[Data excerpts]
◆ ◆ ◆ ◆ ◆ ◆ ◆
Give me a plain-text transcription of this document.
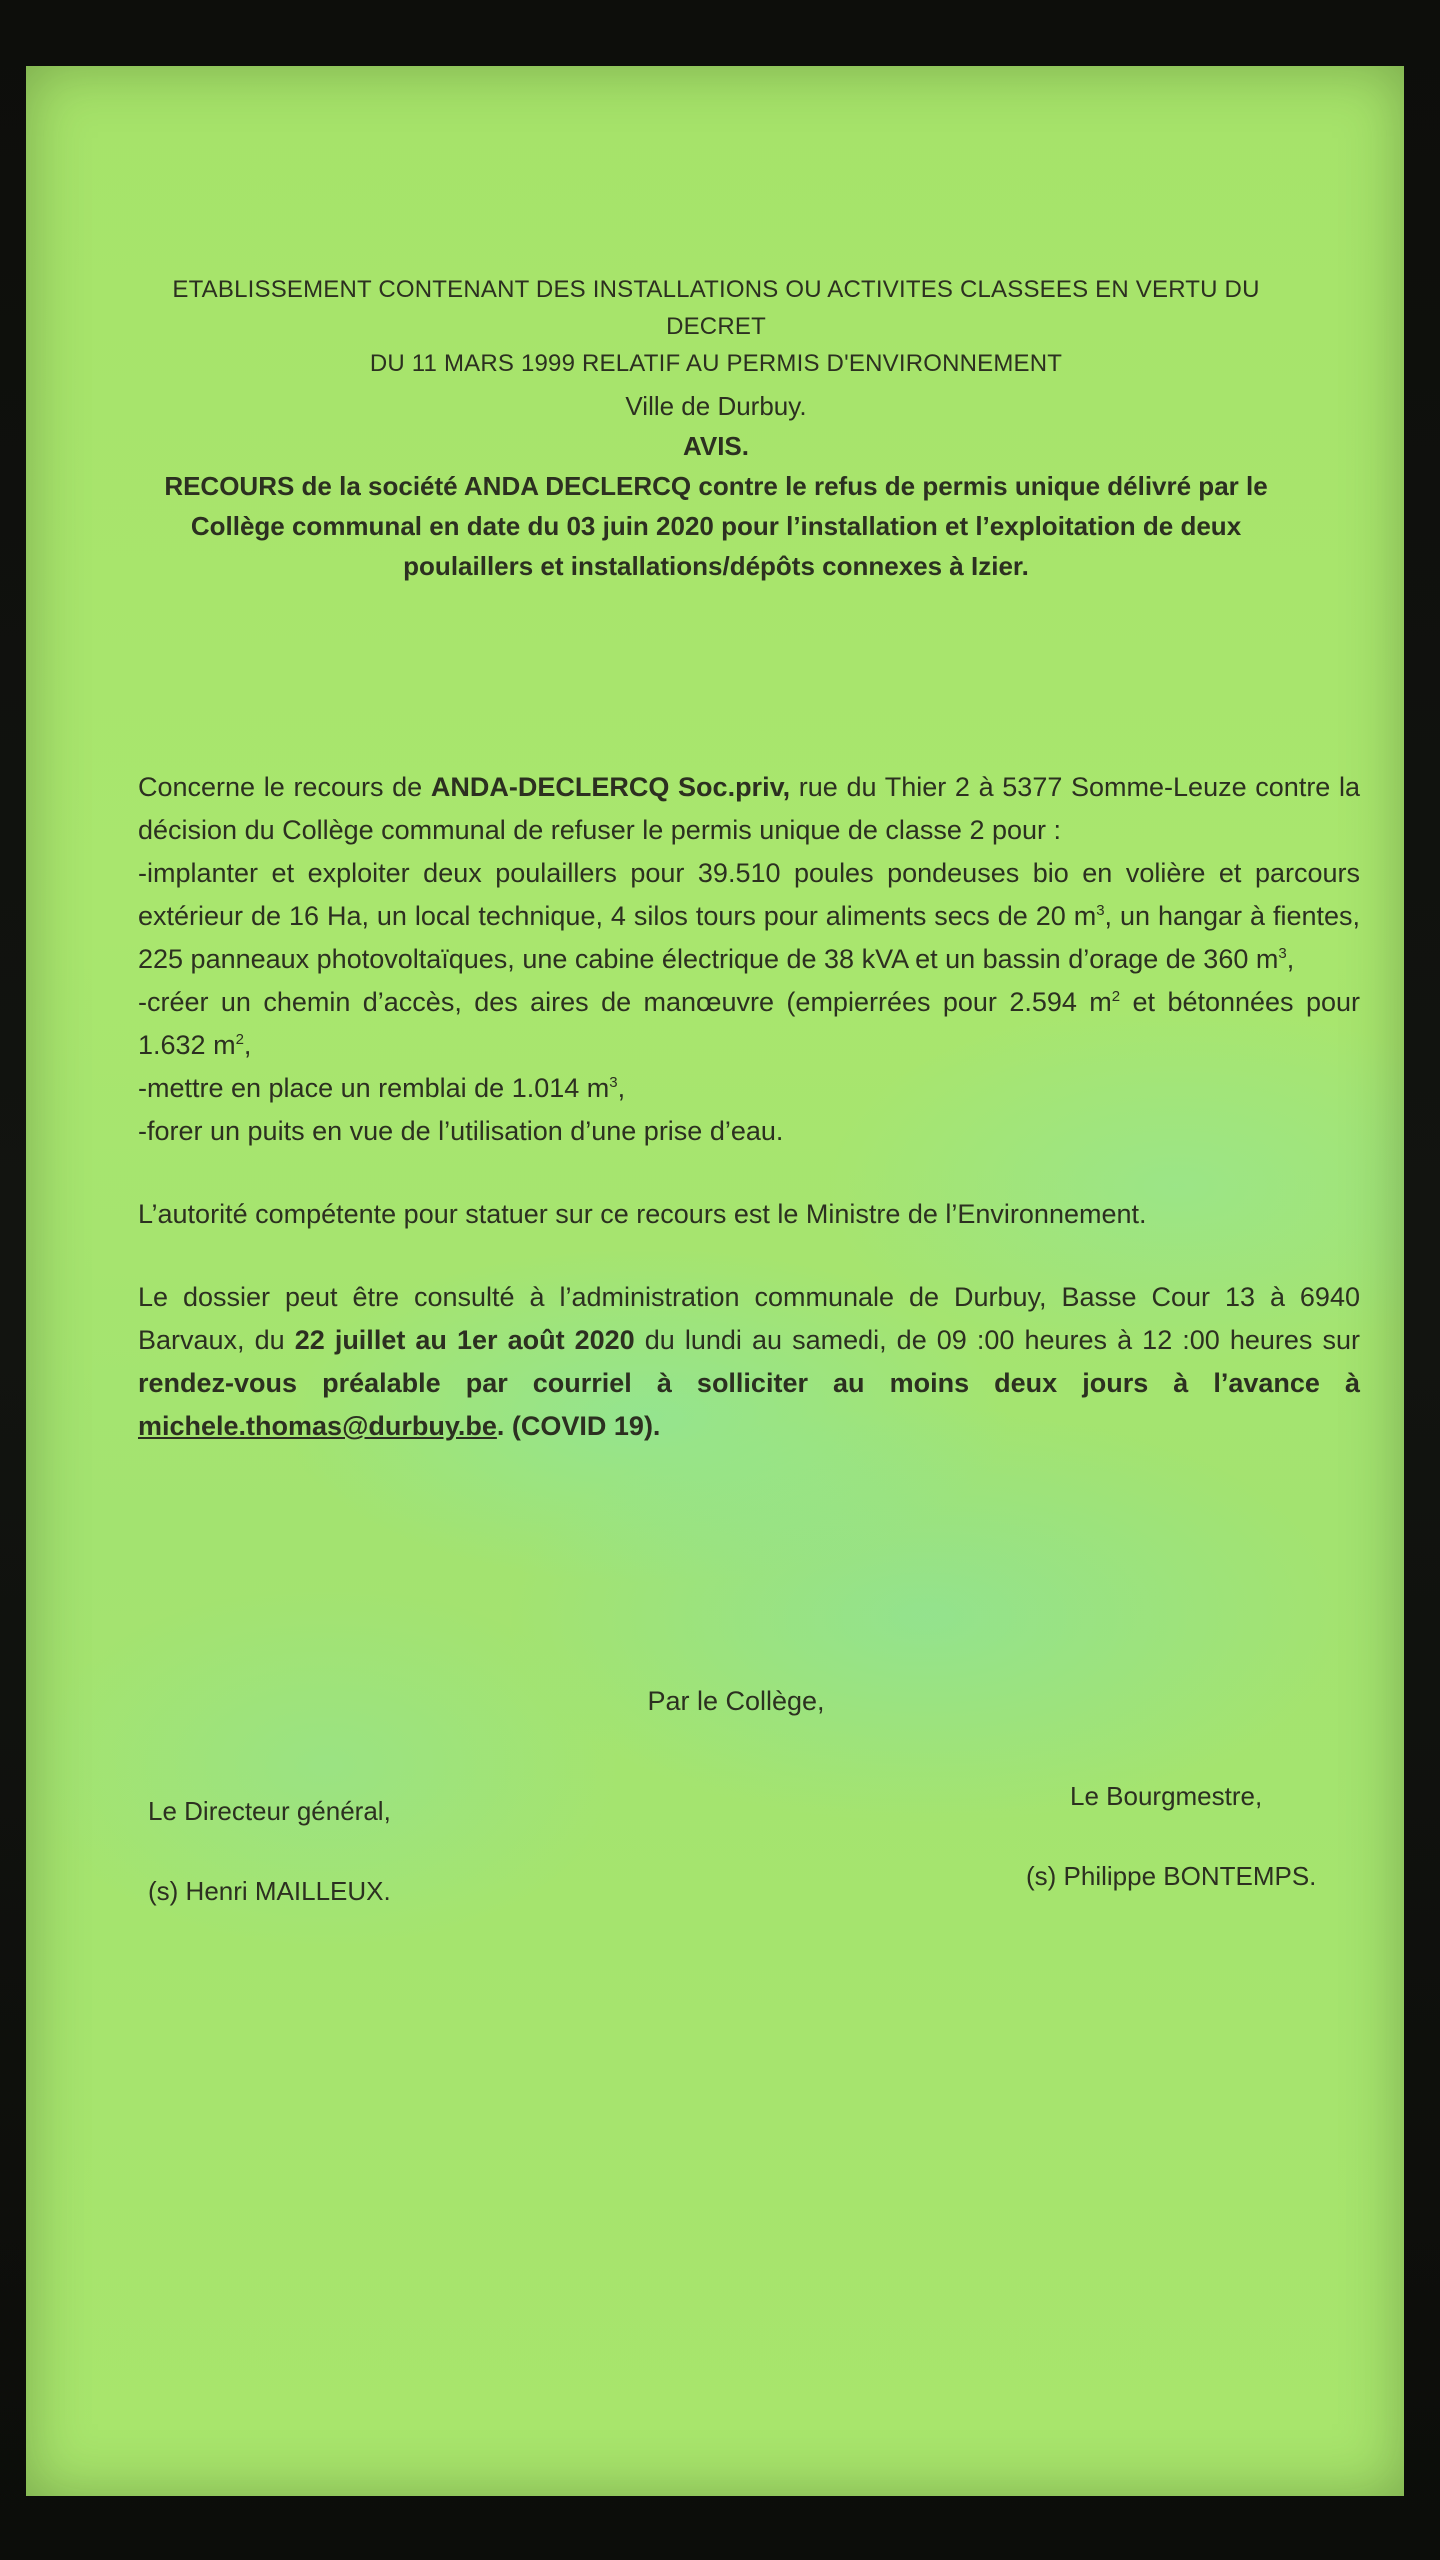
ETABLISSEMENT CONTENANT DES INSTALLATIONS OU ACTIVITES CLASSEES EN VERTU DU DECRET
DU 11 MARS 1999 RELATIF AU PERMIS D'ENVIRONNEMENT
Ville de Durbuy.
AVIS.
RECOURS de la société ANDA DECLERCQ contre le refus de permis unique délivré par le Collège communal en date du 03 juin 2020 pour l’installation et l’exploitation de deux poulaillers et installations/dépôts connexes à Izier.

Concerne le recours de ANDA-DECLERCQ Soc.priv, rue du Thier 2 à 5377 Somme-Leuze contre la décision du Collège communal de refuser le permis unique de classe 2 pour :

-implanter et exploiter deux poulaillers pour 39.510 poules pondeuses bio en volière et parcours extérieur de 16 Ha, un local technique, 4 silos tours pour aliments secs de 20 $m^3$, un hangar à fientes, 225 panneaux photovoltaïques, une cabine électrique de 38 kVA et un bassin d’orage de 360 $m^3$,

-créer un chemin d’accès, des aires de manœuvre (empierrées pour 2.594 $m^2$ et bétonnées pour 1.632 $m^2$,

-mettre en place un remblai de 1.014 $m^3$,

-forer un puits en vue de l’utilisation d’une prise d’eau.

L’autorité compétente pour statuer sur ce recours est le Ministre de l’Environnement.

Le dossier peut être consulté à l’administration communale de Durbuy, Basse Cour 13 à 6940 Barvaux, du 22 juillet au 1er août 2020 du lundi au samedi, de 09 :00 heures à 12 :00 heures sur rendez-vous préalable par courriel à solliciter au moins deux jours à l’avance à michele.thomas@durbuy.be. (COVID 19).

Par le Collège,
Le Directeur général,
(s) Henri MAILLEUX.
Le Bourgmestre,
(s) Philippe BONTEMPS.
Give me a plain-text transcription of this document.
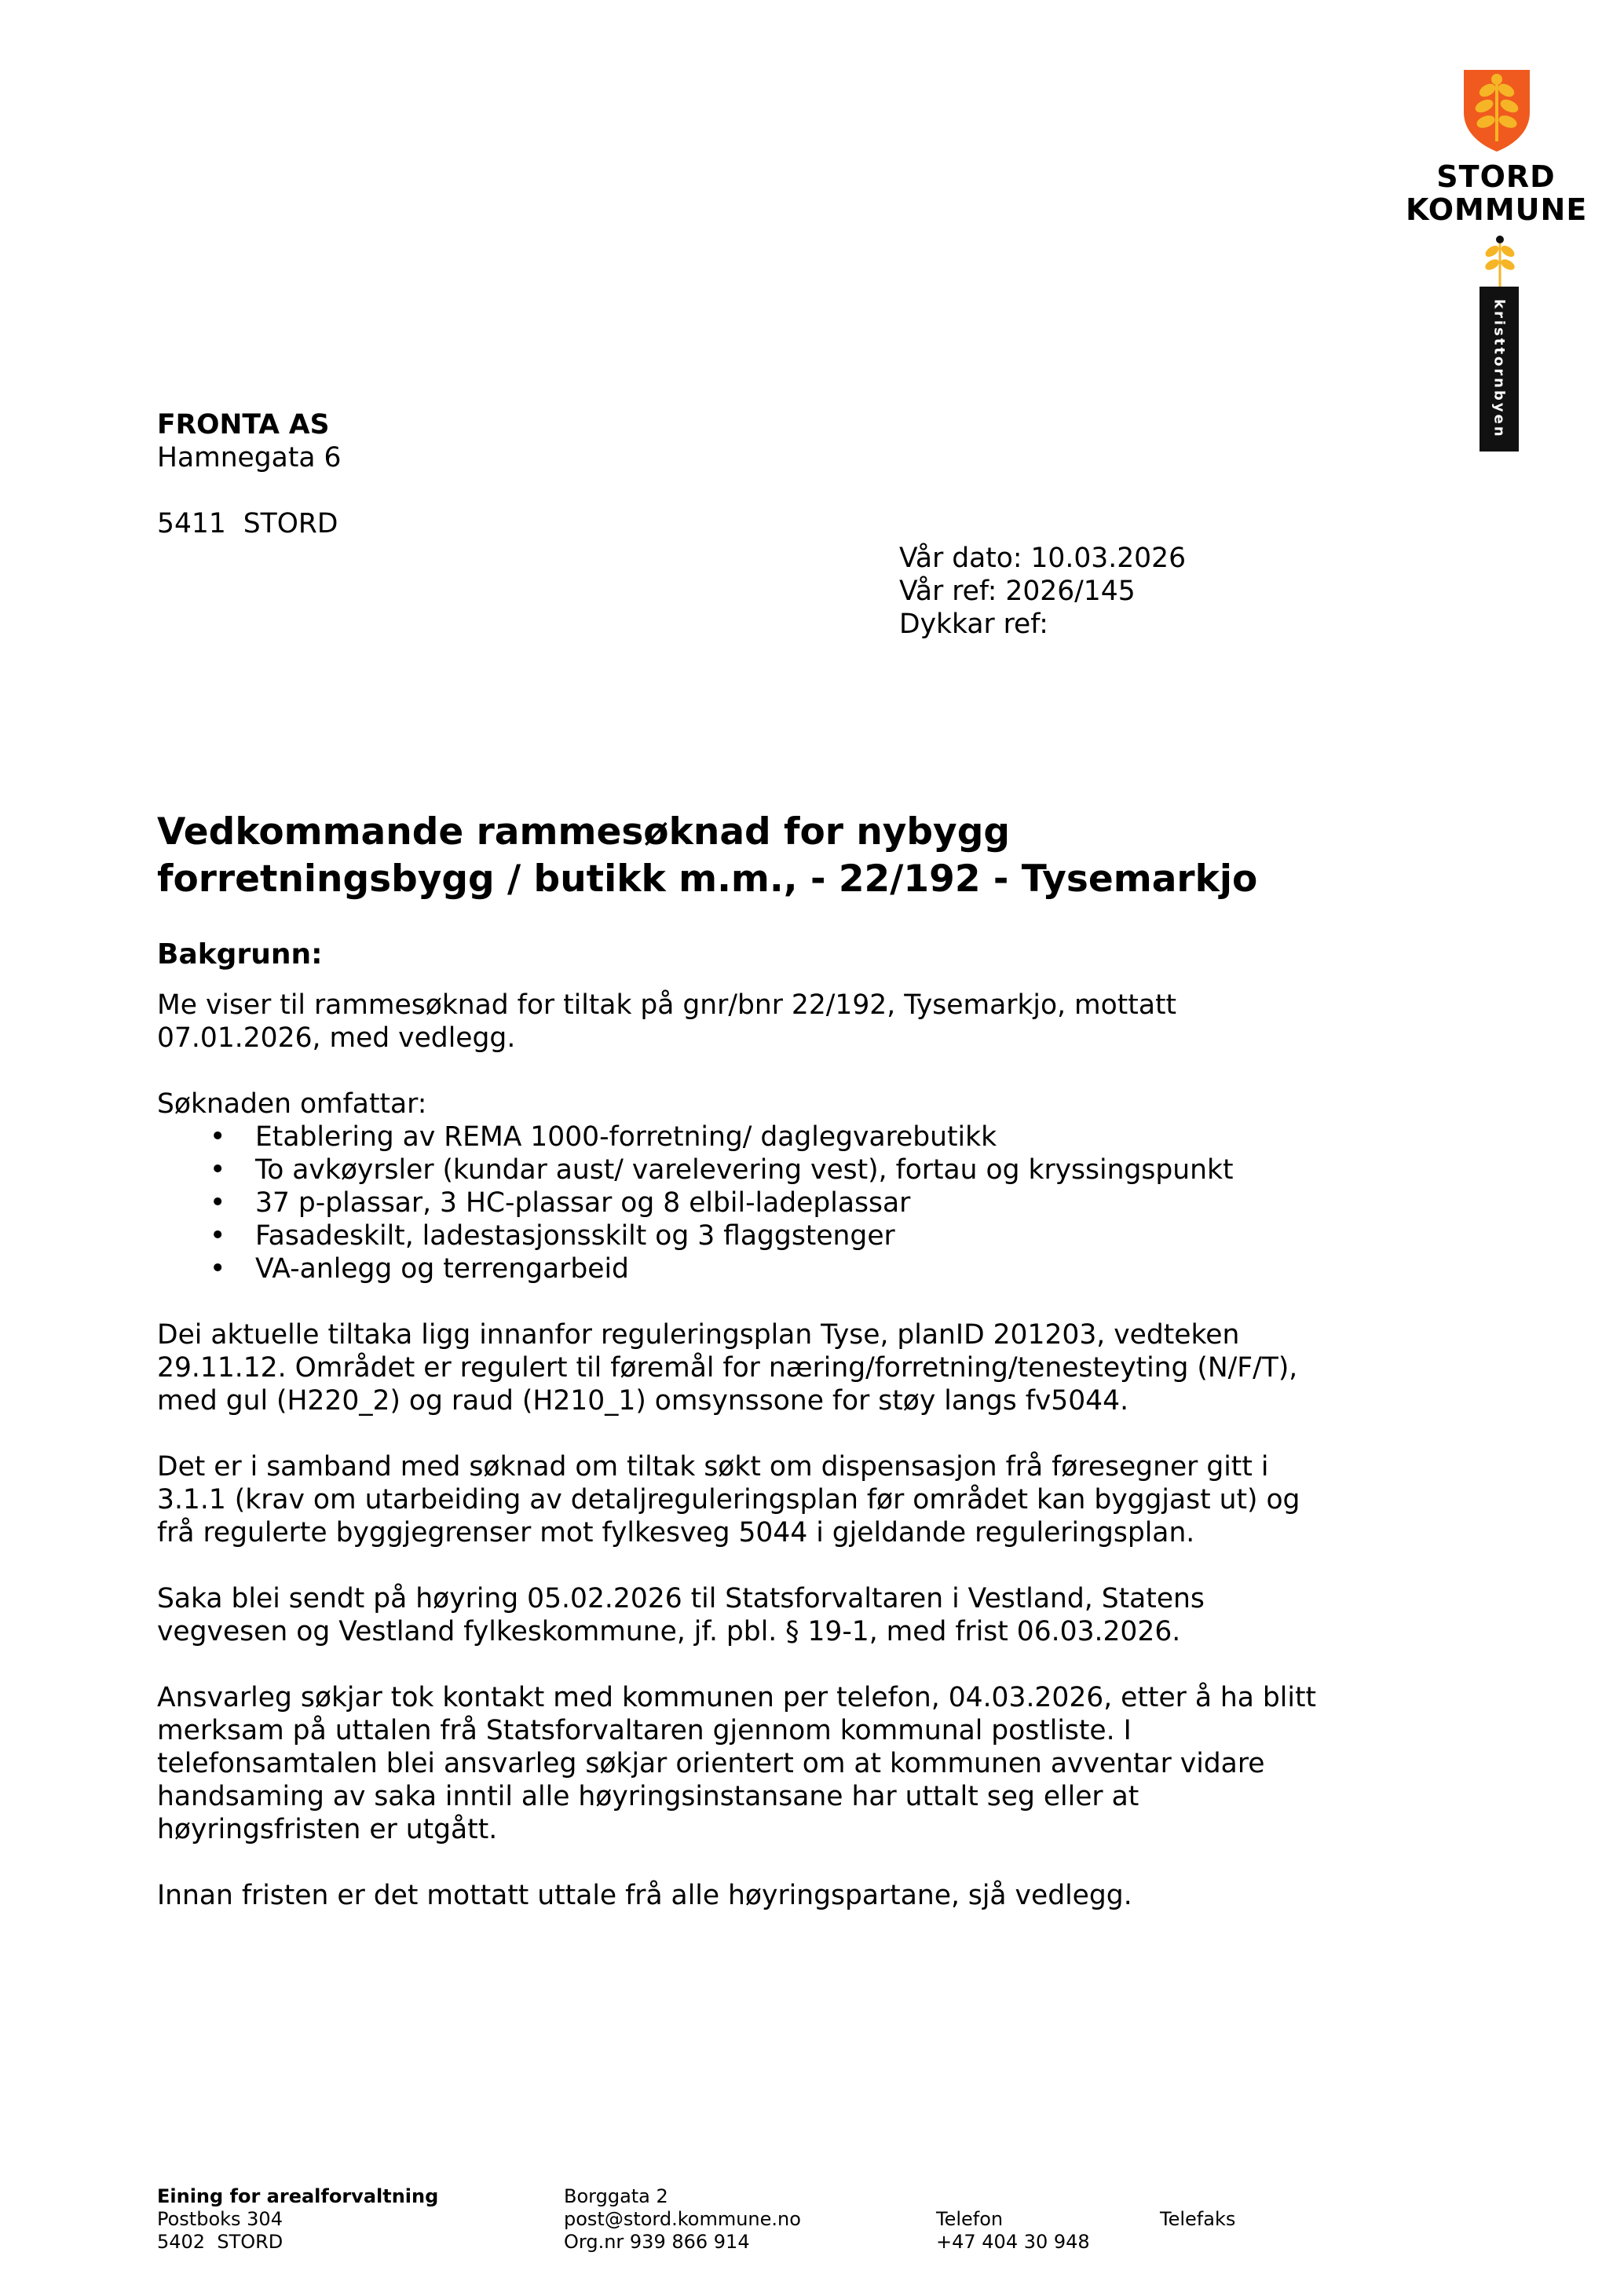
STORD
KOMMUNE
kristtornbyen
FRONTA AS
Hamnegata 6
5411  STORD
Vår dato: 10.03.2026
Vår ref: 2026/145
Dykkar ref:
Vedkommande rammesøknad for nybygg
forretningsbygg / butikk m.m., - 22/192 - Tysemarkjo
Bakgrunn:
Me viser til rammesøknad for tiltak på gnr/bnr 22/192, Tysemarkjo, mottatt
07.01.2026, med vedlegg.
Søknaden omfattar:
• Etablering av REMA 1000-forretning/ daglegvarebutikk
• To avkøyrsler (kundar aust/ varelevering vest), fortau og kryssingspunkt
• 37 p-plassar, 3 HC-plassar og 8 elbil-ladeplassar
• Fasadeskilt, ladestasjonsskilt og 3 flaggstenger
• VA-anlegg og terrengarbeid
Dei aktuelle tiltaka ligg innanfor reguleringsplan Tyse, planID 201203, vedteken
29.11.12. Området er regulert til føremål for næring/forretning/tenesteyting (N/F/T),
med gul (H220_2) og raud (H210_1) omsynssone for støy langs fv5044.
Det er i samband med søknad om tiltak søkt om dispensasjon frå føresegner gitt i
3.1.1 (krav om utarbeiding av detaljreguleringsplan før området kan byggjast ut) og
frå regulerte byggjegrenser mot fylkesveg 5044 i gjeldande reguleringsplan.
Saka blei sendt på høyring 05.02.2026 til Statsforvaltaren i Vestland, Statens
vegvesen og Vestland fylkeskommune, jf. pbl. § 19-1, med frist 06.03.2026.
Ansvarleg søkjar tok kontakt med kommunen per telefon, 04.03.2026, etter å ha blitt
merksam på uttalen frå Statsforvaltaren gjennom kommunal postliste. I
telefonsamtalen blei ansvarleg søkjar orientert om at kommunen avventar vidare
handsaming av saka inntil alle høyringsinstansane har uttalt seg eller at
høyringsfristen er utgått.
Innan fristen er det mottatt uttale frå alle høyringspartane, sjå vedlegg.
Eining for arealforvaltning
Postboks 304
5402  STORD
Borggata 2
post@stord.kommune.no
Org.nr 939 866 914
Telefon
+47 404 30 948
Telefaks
◆ ◆ ◆ ◆ ◆ ◆ ◆
_WHAT TO DO_
Pull out every line containing "Statsforvaltaren".

_TASK RESULT_
Saka blei sendt på høyring 05.02.2026 til Statsforvaltaren i Vestland, Statens
merksam på uttalen frå Statsforvaltaren gjennom kommunal postliste. I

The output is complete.